> DATA FOR THIS EXERCISE:
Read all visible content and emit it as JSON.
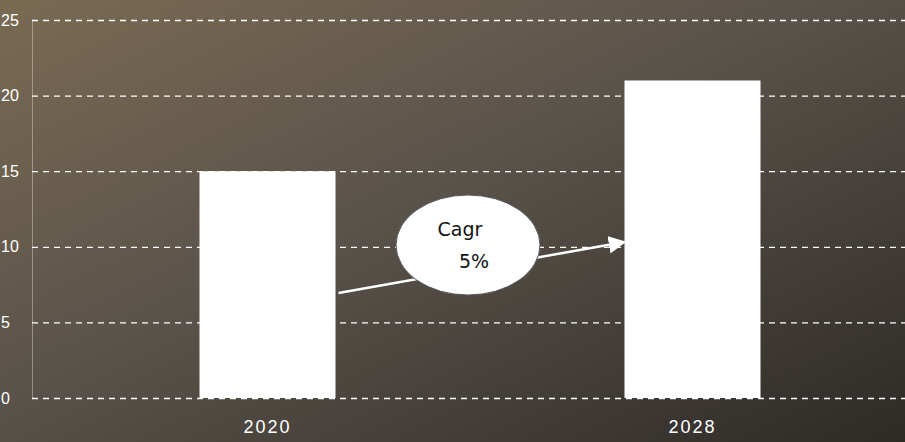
{
  "chart_data": {
    "type": "bar",
    "categories": [
      "2020",
      "2028"
    ],
    "values": [
      15,
      21
    ],
    "color": "#ffffff",
    "ylim": [
      0,
      25
    ],
    "yticks": [
      0,
      5,
      10,
      15,
      20,
      25
    ],
    "grid": true,
    "annotations": [
      "Cagr",
      "5%"
    ]
  }
}
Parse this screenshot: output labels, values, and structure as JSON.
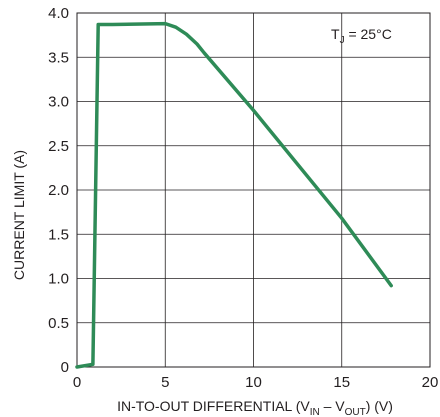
{
  "chart_data": {
    "type": "line",
    "title": "",
    "xlabel": "IN-TO-OUT DIFFERENTIAL (V",
    "xlabel_sub_in": "IN",
    "xlabel_minus": " – V",
    "xlabel_sub_out": "OUT",
    "xlabel_tail": ") (V)",
    "ylabel": "CURRENT LIMIT (A)",
    "annotation": {
      "prefix": "T",
      "sub": "J",
      "suffix": " = 25°C"
    },
    "xlim": [
      0,
      20
    ],
    "ylim": [
      0,
      4.0
    ],
    "x_ticks": [
      "0",
      "5",
      "10",
      "15",
      "20"
    ],
    "y_ticks": [
      "0",
      "0.5",
      "1.0",
      "1.5",
      "2.0",
      "2.5",
      "3.0",
      "3.5",
      "4.0"
    ],
    "grid": true,
    "line_color": "#2e8b57",
    "series": [
      {
        "x": [
          0,
          0.9,
          1.2,
          2.0,
          5.0,
          5.6,
          6.2,
          6.8,
          7.2,
          10.0,
          15.0,
          17.8
        ],
        "y": [
          0,
          0.03,
          3.87,
          3.87,
          3.88,
          3.84,
          3.76,
          3.65,
          3.55,
          2.9,
          1.68,
          0.92
        ]
      }
    ]
  }
}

> EXERCISE DETAILS:
Count the lines in the records above that hold the word "values", and give only that number.

> EXPECTED ANSWER:
2